▶ SUPPLIED INFORMATION:
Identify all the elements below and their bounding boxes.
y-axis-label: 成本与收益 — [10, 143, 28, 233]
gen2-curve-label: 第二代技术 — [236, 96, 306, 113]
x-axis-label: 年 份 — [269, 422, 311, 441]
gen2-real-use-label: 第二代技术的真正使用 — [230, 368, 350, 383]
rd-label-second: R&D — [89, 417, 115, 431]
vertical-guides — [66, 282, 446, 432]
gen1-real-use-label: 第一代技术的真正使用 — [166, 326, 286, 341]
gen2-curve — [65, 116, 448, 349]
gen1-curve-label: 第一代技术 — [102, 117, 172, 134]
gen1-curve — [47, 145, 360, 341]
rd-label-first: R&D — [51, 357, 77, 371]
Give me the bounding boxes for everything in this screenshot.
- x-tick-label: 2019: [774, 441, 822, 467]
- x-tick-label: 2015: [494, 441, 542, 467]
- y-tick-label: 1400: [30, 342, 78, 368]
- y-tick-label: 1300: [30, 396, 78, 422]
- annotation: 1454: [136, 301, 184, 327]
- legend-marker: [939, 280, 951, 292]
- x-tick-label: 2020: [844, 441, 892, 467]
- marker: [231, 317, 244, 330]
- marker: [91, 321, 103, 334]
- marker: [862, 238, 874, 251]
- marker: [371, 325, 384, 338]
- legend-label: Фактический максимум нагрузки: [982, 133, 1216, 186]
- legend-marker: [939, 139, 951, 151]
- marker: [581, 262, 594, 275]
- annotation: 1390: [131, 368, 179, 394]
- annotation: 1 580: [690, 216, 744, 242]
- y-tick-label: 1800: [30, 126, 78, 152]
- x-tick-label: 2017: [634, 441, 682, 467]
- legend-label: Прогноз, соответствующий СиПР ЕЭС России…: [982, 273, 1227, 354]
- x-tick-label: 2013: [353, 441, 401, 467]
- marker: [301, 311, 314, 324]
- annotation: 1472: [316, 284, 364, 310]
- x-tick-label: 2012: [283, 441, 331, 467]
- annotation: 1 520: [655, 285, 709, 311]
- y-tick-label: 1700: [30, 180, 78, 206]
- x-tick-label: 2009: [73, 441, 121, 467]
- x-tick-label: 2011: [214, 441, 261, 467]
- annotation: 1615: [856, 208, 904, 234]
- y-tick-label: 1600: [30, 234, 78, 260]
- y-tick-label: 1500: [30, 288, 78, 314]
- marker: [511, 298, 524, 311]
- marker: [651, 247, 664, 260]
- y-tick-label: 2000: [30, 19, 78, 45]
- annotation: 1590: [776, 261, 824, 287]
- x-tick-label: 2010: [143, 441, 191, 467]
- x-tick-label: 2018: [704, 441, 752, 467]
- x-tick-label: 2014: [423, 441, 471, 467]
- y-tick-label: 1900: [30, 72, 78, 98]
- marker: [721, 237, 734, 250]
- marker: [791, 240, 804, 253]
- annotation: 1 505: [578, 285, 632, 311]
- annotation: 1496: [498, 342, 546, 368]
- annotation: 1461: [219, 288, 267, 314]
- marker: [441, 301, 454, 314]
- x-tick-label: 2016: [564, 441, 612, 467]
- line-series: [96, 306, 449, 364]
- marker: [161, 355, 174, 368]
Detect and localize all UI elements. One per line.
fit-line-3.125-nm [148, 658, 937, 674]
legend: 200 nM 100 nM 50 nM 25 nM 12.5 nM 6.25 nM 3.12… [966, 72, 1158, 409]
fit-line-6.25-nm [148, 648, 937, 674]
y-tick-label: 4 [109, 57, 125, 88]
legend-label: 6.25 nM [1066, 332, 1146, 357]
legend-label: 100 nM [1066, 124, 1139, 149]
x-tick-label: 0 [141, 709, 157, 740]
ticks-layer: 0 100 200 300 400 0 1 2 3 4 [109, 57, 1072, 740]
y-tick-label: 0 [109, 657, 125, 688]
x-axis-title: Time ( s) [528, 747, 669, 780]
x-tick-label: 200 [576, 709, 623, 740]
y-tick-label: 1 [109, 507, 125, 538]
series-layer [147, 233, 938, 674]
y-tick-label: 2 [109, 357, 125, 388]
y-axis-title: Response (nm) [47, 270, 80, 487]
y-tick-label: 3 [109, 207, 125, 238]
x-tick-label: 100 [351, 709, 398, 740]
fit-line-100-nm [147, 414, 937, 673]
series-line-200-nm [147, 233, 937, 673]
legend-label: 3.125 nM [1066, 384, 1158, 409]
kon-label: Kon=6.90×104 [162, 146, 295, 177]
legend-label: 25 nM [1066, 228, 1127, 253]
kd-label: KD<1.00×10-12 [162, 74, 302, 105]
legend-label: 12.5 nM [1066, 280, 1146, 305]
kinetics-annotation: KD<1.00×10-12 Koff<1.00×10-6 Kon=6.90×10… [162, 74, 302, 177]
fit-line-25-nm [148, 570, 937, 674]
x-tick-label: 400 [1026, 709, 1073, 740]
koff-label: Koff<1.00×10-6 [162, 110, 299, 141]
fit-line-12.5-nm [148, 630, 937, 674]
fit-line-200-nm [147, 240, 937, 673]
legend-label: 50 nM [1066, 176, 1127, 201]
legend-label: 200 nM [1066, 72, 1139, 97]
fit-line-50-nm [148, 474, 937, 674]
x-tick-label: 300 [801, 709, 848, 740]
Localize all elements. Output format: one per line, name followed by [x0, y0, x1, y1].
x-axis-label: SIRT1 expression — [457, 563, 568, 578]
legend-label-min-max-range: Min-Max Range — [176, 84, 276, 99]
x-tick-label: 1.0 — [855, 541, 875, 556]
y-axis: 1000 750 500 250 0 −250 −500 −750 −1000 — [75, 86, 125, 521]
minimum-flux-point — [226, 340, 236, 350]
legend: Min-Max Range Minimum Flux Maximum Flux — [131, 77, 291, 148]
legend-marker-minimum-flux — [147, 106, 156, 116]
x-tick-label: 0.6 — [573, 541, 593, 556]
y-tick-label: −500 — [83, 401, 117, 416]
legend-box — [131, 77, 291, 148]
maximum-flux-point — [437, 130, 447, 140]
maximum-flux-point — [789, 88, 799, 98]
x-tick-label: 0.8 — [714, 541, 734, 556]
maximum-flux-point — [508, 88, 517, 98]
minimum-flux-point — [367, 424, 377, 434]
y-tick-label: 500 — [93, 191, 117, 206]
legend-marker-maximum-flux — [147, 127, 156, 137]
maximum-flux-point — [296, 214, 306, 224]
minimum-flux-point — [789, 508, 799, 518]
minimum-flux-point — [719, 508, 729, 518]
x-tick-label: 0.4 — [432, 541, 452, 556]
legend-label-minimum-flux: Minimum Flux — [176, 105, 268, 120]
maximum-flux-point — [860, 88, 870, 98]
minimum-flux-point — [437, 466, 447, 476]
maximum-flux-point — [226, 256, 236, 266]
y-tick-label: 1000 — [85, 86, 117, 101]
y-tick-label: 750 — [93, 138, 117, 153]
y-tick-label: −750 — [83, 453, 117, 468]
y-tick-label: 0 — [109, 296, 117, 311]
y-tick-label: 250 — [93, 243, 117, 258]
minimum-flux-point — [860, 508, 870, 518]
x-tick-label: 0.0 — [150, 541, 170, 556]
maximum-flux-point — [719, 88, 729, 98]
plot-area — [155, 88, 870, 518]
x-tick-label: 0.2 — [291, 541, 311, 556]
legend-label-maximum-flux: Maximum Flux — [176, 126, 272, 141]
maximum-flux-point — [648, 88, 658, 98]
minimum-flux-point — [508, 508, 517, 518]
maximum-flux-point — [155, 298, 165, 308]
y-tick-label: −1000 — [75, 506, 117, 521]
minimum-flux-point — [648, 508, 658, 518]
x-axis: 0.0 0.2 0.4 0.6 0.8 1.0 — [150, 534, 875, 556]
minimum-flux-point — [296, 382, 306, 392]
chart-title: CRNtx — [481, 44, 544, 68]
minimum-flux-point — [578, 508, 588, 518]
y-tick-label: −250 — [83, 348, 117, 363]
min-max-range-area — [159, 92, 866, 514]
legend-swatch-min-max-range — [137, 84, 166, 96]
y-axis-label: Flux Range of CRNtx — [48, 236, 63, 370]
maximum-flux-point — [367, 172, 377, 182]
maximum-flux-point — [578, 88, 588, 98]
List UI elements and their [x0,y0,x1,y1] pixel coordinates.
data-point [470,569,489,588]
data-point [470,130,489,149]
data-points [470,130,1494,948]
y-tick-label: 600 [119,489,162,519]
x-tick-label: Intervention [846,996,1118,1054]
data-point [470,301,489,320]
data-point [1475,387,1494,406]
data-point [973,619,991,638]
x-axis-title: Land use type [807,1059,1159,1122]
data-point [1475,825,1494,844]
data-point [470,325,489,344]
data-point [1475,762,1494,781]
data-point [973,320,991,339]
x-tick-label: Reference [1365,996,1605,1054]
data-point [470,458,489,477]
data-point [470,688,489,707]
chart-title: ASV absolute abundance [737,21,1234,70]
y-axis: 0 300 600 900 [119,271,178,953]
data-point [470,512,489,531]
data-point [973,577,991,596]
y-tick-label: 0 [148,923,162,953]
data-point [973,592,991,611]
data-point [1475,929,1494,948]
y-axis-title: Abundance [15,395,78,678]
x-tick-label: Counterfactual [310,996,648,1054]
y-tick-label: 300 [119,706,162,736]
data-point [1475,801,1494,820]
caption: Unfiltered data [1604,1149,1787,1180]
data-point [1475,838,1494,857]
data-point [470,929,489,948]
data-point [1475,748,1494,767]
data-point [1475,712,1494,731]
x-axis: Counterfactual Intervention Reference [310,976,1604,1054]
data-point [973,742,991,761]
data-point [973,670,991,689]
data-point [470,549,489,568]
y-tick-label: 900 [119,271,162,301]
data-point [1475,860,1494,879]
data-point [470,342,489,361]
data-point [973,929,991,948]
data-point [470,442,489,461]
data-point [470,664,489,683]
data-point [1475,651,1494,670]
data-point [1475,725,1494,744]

▶ SHORT EXERCISE:
How many rows above contain the string "line", matching case? Reply with the number only.

▶ ANSWER TO THIS EXERCISE:
11